#### Extract to read

Who I Am is the only studio album from Nick Jonas & the Administration. It was released on February 2, 2010, in the US. The group made its live debut performing a single of the same name on the Grammy Nominations Concert Live special on December 2, 2009, on CBS. Jonas cut the album in eight days with producer John Fields, who also played bass. Additional members of the Administration include drummer Michael Bland and keyboardist Tommy Barbarella, both of whom played in The New Power Generation. Guitarist David Ryan Harris played on the album, but a third former NPG member, Sonny Thompson, replaced him on live shows.

Background
"Rose Garden" was the first song written for the album and was partly inspired by a difficult break-up. Jonas wrote or co-wrote all tracks. Jonas cut the album in eight days with producer John Fields, who also played bass. The album has nine new numbers and a cover of the Jonas Brothers single "Tonight". Nick originally wrote the song "World War III" for the administration, but instead it was used of the Jonas Brothers album Lines, Vines and Trying Times. He also wrote a song called "Oval Office" but the songs never appeared on the record because according to Nick the song didn't sound good.

Reception and sales 

The album received mixed or average reviews by music critics. It debuted at number three with 82,000 on the Billboard 200. 'Stay" was released as a digital single on March 2. The album has sold 179,000 copies in the US.

#### Dataset extract
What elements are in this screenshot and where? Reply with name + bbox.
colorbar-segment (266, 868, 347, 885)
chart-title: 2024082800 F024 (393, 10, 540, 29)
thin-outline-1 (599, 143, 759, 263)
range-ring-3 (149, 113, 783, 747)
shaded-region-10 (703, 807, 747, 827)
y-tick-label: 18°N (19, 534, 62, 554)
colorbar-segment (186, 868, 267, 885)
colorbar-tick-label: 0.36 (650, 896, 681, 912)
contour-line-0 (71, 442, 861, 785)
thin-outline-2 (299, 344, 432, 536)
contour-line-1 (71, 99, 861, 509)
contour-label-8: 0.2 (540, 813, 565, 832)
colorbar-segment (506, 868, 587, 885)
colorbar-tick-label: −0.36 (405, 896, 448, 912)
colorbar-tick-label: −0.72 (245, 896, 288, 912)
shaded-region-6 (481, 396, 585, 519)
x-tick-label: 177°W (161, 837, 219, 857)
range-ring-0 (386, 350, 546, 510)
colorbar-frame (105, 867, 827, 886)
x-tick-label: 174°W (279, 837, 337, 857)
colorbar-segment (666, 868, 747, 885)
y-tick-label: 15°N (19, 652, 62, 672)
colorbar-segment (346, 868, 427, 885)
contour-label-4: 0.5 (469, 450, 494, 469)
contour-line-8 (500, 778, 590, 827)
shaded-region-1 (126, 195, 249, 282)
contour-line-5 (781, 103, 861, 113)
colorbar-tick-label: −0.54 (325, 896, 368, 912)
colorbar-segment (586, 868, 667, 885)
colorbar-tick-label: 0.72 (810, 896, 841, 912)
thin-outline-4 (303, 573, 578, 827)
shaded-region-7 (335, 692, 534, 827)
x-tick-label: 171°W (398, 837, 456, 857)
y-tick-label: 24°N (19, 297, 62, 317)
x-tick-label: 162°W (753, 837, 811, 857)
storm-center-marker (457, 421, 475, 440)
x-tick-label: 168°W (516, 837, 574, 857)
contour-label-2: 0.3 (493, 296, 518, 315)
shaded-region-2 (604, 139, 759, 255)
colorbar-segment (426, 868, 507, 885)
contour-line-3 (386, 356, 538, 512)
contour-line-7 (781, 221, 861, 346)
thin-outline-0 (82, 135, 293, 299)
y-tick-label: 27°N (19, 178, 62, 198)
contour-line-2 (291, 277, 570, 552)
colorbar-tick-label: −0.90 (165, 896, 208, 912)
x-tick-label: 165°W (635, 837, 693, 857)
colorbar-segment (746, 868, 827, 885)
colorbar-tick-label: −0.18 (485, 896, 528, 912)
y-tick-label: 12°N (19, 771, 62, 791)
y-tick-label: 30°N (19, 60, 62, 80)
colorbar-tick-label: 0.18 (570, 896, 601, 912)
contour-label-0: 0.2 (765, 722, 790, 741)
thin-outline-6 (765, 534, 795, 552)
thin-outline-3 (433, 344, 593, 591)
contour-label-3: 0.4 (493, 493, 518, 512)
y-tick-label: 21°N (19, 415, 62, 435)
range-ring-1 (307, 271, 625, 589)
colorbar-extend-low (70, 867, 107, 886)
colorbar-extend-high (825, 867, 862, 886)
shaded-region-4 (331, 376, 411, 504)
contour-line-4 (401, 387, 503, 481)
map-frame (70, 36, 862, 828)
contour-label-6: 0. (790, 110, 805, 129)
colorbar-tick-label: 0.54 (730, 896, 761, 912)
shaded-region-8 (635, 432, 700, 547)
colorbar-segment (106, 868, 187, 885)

#### Job
Pick up the piece about the Nick Jonas & the Administration album Who I Am after its last sentence and keep writing it.

#### Answer to the exercise
Tour

In late December 2009 and January 2010, Nick Jonas & the Administration toured in support of their debut album, Who I Am. Apart from guest appearances at specific events, it marked the first time Nick toured without his brothers, Kevin and Joe.

In September 2011 and October 2011, Nick Jonas & the Administration toured through South America featuring material from this album, Who I Am.

Singles
The first single of the album "Who I Am" was officially released on December 3, 2009 followed by the release of the music video. The group made its live debut performing a single of the same name on the Grammy Nominations Concert Live special December 2 on CBS.

Track listing 

Enhanced CD
The CD provides access to the websites of Nick Jonas & the Administration, and also codes for downloading all the songs of the album + cover songs "Don't Close the Book" and "Rock With You" for mobiles.

Notes
"Tonight" is a new version of the Jonas Brothers' song.

Personnel
Nick Jonas – lead vocals, lead guitar
Tommy Barbarella – keyboards
Michael Bland – drums, vibraphone, vocals
Sonny Thompson – guitars, vocals (on DVD Who I Am)
John Fields – bass, guitars, percussion, vibraphone, producer
David Ryan Harris – guitars, vocals (on CD Who I Am)
Jonny Lang – additional choir vocals (track 10)
Kevin Jonas Sr. – additional choir vocals (track 10), management
Michael Logen – additional choir vocals (track 10)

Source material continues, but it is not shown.